### Raw data:
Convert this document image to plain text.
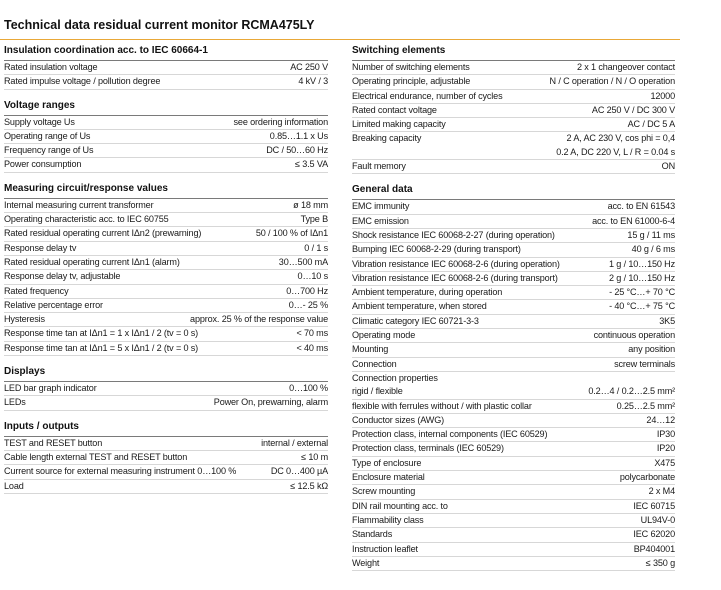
Technical data residual current monitor RCMA475LY
Insulation coordination acc. to IEC 60664-1
Rated insulation voltage	AC 250 V
Rated impulse voltage / pollution degree	4 kV / 3
Voltage ranges
Supply voltage Us	see ordering information
Operating range of Us	0.85…1.1 x Us
Frequency range of Us	DC / 50…60 Hz
Power consumption	≤ 3.5 VA
Measuring circuit/response values
Internal measuring current transformer	ø 18 mm
Operating characteristic acc. to IEC 60755	Type B
Rated residual operating current IΔn2 (prewarning)	50 / 100 % of IΔn1
Response delay tv	0 / 1 s
Rated residual operating current IΔn1 (alarm)	30…500 mA
Response delay tv, adjustable	0…10 s
Rated frequency	0…700 Hz
Relative percentage error	0…- 25 %
Hysteresis	approx. 25 % of the response value
Response time tan at IΔn1 = 1 x IΔn1 / 2 (tv = 0 s)	< 70 ms
Response time tan at IΔn1 = 5 x IΔn1 / 2 (tv = 0 s)	< 40 ms
Displays
LED bar graph indicator	0…100 %
LEDs	Power On, prewarning, alarm
Inputs / outputs
TEST and RESET button	internal / external
Cable length external TEST and RESET button	≤ 10 m
Current source for external measuring instrument 0…100 %	DC 0…400 µA
Load	≤ 12.5 kΩ
Switching elements
Number of switching elements	2 x 1 changeover contact
Operating principle, adjustable	N / C operation / N / O operation
Electrical endurance, number of cycles	12000
Rated contact voltage	AC 250 V / DC 300 V
Limited making capacity	AC / DC 5 A
Breaking capacity	2 A, AC 230 V, cos phi = 0,4
0.2 A, DC 220 V, L / R = 0.04 s
Fault memory	ON
General data
EMC immunity	acc. to EN 61543
EMC emission	acc. to EN 61000-6-4
Shock resistance IEC 60068-2-27 (during operation)	15 g / 11 ms
Bumping IEC 60068-2-29 (during transport)	40 g / 6 ms
Vibration resistance IEC 60068-2-6 (during operation)	1 g / 10…150 Hz
Vibration resistance IEC 60068-2-6 (during transport)	2 g / 10…150 Hz
Ambient temperature, during operation	- 25 °C…+ 70 °C
Ambient temperature, when stored	- 40 °C…+ 75 °C
Climatic category IEC 60721-3-3	3K5
Operating mode	continuous operation
Mounting	any position
Connection	screw terminals
Connection properties
rigid / flexible	
0.2…4 / 0.2…2.5 mm²
flexible with ferrules without / with plastic collar	0.25…2.5 mm²
Conductor sizes (AWG)	24…12
Protection class, internal components (IEC 60529)	IP30
Protection class, terminals (IEC 60529)	IP20
Type of enclosure	X475
Enclosure material	polycarbonate
Screw mounting	2 x M4
DIN rail mounting acc. to	IEC 60715
Flammability class	UL94V-0
Standards	IEC 62020
Instruction leaflet	BP404001
Weight	≤ 350 g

### Job:
Select every line in the records above that contains the word "delay".

### Response:
Response delay tv	0 / 1 s
Response delay tv, adjustable	0…10 s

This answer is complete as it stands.